Task brief: Reading the listing below, count the lines that contain the word "this" and give that count alone.

[Figure contents as structured data]
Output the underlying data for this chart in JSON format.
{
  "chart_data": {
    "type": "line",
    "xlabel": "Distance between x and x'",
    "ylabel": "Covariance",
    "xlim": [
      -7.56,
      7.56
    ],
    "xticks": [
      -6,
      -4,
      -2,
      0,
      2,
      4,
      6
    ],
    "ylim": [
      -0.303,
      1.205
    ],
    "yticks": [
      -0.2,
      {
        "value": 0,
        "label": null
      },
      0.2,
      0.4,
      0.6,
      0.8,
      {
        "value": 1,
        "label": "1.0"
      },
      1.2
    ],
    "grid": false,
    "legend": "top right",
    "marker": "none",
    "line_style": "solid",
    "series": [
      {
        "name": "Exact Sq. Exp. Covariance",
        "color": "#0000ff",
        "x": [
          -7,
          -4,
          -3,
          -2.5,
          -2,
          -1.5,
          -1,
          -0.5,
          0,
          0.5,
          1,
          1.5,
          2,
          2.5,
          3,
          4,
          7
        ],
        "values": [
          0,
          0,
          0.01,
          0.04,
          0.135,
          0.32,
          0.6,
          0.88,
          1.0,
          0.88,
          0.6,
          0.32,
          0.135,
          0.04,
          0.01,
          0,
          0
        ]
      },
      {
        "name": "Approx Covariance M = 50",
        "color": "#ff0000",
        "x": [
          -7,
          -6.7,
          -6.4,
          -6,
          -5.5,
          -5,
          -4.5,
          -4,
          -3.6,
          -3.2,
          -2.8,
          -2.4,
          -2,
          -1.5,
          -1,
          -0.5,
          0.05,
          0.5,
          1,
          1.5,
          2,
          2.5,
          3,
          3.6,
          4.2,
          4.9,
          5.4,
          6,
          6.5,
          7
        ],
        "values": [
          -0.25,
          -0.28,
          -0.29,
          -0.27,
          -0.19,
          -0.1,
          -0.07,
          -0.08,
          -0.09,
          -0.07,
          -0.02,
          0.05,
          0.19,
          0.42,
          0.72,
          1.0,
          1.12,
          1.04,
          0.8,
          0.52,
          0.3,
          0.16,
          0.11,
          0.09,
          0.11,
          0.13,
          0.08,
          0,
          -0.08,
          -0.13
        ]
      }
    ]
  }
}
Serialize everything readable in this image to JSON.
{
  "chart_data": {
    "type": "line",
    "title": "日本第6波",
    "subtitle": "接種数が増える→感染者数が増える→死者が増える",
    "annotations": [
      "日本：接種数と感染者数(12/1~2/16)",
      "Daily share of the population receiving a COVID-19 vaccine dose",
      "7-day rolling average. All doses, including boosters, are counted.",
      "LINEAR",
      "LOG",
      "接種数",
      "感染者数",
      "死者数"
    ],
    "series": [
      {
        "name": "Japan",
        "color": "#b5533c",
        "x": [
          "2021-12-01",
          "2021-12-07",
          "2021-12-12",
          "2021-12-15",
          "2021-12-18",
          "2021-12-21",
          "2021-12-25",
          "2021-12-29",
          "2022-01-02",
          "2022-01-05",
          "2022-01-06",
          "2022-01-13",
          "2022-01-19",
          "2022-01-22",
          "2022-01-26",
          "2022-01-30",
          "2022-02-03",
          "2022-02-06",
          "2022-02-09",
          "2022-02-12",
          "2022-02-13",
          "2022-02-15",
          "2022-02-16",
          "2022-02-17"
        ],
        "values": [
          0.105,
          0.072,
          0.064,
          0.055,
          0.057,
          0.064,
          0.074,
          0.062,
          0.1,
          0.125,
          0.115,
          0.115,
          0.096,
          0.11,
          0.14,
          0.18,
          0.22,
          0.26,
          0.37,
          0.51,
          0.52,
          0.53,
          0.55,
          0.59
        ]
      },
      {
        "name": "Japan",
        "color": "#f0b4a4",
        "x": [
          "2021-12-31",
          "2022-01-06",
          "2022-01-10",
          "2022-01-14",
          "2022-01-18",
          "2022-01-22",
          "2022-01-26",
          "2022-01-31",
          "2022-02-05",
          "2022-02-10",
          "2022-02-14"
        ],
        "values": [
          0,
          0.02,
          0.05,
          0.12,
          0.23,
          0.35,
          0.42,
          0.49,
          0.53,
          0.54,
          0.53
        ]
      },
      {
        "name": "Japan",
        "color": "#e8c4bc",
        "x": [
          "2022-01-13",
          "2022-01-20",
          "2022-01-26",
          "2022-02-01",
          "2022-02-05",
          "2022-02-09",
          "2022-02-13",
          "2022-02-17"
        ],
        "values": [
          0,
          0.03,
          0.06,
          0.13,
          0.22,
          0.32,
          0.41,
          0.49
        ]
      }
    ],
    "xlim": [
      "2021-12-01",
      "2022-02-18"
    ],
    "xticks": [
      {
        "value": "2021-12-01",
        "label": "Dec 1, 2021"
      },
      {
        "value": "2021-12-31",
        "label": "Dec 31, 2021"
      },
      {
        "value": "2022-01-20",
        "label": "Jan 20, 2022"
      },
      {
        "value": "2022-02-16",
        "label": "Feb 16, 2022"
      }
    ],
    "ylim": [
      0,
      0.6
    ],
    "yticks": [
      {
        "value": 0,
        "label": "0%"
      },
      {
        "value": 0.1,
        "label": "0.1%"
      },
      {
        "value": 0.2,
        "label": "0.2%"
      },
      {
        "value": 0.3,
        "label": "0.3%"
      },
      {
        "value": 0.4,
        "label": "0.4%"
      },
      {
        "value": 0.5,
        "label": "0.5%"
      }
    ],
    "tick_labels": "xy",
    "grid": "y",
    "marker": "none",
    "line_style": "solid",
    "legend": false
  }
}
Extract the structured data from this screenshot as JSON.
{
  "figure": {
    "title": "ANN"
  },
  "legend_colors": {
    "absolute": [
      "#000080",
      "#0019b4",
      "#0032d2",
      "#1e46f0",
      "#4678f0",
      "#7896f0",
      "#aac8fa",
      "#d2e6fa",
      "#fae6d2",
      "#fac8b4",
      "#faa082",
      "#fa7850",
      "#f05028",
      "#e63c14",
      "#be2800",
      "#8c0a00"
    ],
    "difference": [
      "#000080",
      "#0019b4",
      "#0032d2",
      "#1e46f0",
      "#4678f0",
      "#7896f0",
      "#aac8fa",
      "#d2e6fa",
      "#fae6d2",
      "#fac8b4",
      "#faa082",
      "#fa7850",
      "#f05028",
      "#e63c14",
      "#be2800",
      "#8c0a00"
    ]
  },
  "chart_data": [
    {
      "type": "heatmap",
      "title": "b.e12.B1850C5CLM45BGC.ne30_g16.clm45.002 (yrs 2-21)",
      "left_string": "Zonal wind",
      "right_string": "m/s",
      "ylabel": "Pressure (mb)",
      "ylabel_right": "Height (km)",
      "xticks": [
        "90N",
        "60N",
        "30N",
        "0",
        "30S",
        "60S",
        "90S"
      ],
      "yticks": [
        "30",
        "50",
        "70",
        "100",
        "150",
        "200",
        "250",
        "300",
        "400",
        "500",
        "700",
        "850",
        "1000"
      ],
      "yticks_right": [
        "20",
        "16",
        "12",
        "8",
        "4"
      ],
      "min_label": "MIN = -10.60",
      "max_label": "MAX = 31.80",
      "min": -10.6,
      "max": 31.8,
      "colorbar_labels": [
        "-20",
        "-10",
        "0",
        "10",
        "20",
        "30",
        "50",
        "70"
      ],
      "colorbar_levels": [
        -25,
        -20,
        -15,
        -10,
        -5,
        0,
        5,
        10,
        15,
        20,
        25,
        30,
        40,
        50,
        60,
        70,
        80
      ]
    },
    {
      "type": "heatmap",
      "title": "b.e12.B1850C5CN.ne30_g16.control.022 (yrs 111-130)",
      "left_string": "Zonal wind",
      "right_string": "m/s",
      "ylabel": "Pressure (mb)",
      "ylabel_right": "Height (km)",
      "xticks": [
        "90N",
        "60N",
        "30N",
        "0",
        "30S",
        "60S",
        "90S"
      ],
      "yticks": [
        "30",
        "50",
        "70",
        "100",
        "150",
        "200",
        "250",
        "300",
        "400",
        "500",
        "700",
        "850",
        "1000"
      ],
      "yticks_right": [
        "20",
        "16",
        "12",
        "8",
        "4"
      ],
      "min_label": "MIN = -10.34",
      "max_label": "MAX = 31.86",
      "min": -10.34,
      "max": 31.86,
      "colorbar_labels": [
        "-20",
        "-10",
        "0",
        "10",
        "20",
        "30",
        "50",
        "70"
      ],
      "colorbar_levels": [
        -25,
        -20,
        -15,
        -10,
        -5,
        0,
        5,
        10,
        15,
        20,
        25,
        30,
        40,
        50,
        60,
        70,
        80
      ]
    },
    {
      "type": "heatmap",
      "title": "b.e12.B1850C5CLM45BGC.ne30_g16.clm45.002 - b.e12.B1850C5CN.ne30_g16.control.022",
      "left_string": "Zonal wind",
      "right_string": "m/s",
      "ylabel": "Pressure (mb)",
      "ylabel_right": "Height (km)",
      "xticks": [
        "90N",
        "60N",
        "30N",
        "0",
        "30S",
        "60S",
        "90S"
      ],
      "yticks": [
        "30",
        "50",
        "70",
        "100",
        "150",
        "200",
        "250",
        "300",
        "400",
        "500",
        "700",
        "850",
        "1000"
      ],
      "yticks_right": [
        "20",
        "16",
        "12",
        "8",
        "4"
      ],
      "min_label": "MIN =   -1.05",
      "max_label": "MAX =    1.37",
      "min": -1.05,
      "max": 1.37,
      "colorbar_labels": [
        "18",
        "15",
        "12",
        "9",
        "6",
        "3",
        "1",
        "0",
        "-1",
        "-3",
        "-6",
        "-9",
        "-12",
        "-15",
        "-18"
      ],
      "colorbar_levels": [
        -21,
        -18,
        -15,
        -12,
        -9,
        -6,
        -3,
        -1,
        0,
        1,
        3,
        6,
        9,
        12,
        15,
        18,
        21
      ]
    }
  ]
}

Reply to the task: 3